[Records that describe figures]
[start]

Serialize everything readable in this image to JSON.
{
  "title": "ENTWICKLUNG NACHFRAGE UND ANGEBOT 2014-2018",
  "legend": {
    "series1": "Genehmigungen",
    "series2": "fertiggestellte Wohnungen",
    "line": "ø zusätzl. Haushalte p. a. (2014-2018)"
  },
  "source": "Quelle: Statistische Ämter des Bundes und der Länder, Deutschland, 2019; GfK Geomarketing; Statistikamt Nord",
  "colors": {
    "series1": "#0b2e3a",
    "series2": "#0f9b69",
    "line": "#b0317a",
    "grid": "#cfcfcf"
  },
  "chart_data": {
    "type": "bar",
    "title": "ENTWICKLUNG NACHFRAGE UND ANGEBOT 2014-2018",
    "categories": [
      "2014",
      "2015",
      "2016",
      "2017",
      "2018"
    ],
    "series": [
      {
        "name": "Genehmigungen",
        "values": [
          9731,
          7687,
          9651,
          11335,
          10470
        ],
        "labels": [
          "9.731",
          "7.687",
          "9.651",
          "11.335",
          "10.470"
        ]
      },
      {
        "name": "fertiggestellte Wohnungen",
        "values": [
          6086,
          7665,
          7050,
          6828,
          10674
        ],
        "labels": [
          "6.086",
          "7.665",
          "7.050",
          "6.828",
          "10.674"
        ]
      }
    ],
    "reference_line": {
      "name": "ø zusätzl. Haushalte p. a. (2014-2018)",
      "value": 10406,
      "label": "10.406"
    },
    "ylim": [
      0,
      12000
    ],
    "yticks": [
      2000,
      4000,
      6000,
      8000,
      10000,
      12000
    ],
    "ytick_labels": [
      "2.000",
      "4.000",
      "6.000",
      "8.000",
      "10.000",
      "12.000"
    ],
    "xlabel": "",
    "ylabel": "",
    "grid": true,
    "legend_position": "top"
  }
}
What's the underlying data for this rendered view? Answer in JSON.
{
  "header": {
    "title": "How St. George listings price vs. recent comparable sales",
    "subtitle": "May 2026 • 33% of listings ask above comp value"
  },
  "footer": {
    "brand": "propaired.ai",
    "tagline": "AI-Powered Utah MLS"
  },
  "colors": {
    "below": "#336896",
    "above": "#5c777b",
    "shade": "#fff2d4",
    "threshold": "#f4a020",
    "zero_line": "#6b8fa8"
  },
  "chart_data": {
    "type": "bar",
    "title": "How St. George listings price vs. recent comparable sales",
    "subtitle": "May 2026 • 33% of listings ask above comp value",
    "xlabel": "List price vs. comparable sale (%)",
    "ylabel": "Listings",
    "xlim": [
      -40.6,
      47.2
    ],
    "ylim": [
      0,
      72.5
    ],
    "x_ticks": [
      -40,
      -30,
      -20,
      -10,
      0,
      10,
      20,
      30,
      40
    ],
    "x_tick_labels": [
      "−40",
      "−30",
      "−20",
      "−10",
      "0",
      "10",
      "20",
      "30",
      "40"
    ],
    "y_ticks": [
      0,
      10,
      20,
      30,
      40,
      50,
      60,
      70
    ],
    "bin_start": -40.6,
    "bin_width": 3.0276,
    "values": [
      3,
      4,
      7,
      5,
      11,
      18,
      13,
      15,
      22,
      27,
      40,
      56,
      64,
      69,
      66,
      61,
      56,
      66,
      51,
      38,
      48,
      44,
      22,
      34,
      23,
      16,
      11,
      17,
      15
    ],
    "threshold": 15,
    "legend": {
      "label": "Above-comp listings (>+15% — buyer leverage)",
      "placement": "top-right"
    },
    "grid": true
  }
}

[end]

SHORT EXERCISE —
Starting at the line that contains "What's the underlying", retype each line through the end of the listing above and nothing else.

RESULT OF THIS TASK —
What's the underlying data for this rendered view? Answer in JSON.
{
  "header": {
    "title": "How St. George listings price vs. recent comparable sales",
    "subtitle": "May 2026 • 33% of listings ask above comp value"
  },
  "footer": {
    "brand": "propaired.ai",
    "tagline": "AI-Powered Utah MLS"
  },
  "colors": {
    "below": "#336896",
    "above": "#5c777b",
    "shade": "#fff2d4",
    "threshold": "#f4a020",
    "zero_line": "#6b8fa8"
  },
  "chart_data": {
    "type": "bar",
    "title": "How St. George listings price vs. recent comparable sales",
    "subtitle": "May 2026 • 33% of listings ask above comp value",
    "xlabel": "List price vs. comparable sale (%)",
    "ylabel": "Listings",
    "xlim": [
      -40.6,
      47.2
    ],
    "ylim": [
      0,
      72.5
    ],
    "x_ticks": [
      -40,
      -30,
      -20,
      -10,
      0,
      10,
      20,
      30,
      40
    ],
    "x_tick_labels": [
      "−40",
      "−30",
      "−20",
      "−10",
      "0",
      "10",
      "20",
      "30",
      "40"
    ],
    "y_ticks": [
      0,
      10,
      20,
      30,
      40,
      50,
      60,
      70
    ],
    "bin_start": -40.6,
    "bin_width": 3.0276,
    "values": [
      3,
      4,
      7,
      5,
      11,
      18,
      13,
      15,
      22,
      27,
      40,
      56,
      64,
      69,
      66,
      61,
      56,
      66,
      51,
      38,
      48,
      44,
      22,
      34,
      23,
      16,
      11,
      17,
      15
    ],
    "threshold": 15,
    "legend": {
      "label": "Above-comp listings (>+15% — buyer leverage)",
      "placement": "top-right"
    },
    "grid": true
  }
}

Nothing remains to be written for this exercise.